[START OF DATA SECTION]

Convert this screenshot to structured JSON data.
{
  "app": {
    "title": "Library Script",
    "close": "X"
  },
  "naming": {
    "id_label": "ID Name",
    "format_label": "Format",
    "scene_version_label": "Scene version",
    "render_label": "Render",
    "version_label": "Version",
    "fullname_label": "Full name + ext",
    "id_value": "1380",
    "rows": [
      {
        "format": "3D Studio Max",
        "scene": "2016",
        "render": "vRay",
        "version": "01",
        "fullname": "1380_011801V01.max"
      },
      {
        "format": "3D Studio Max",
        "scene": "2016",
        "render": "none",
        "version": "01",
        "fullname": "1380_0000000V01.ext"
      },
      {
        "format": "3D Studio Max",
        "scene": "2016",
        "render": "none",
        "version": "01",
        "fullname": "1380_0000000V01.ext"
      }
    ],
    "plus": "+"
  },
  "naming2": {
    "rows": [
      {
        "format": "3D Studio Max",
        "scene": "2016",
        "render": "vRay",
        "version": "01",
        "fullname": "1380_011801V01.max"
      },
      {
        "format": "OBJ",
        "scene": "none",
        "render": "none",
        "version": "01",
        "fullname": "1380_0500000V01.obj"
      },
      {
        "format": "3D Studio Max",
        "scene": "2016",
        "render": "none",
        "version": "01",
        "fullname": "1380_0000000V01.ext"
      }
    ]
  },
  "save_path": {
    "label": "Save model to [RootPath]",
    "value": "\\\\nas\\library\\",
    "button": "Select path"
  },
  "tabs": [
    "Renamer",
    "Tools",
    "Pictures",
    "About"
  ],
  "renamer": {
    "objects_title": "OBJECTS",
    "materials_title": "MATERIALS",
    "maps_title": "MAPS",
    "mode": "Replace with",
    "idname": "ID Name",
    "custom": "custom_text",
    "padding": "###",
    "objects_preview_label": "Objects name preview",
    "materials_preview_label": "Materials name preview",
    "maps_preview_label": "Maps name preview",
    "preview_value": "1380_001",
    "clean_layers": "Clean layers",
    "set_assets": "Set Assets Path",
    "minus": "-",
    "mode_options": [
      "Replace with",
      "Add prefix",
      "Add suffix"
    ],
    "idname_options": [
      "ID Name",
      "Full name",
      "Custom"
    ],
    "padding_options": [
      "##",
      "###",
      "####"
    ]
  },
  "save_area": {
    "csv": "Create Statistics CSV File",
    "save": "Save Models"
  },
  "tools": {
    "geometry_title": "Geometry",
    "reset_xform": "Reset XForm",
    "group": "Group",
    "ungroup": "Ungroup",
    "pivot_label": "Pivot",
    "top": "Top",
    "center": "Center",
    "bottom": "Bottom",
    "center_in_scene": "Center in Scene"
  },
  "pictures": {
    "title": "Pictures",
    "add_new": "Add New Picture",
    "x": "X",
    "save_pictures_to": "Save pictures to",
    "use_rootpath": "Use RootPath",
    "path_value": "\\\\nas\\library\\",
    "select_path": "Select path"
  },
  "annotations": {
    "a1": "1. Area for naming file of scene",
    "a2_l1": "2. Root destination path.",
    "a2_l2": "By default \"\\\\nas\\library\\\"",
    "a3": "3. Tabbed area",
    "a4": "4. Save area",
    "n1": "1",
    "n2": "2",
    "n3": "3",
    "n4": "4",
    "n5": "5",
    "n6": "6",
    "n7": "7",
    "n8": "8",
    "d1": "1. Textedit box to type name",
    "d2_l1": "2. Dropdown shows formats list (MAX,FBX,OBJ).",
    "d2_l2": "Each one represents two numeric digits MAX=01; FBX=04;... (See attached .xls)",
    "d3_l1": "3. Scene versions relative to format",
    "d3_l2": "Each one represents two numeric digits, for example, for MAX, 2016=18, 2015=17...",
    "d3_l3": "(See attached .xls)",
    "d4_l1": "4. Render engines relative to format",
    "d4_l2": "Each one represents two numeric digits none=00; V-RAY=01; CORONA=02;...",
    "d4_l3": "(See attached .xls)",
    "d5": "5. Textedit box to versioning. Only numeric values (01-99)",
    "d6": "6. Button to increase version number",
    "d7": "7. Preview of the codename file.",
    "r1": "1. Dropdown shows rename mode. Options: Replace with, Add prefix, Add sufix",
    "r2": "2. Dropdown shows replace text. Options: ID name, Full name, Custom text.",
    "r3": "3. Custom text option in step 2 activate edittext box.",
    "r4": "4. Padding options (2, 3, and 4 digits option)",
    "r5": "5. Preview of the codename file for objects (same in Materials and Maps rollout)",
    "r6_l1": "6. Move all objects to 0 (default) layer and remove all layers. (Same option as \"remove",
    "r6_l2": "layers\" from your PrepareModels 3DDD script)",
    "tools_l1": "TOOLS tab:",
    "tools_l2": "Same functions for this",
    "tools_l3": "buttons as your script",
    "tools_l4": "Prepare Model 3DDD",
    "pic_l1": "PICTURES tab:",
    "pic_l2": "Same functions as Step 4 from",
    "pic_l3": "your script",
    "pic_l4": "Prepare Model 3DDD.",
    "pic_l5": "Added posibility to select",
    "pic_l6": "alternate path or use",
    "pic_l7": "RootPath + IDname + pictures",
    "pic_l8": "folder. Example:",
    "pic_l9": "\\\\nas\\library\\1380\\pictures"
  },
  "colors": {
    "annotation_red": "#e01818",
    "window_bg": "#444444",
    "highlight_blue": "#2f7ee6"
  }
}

[END OF DATA SECTION]

▸ EXERCISE TASK
Find every line of the data that holds the string "with", then say how many there are and nothing else.

▸ THE OUTPUT
3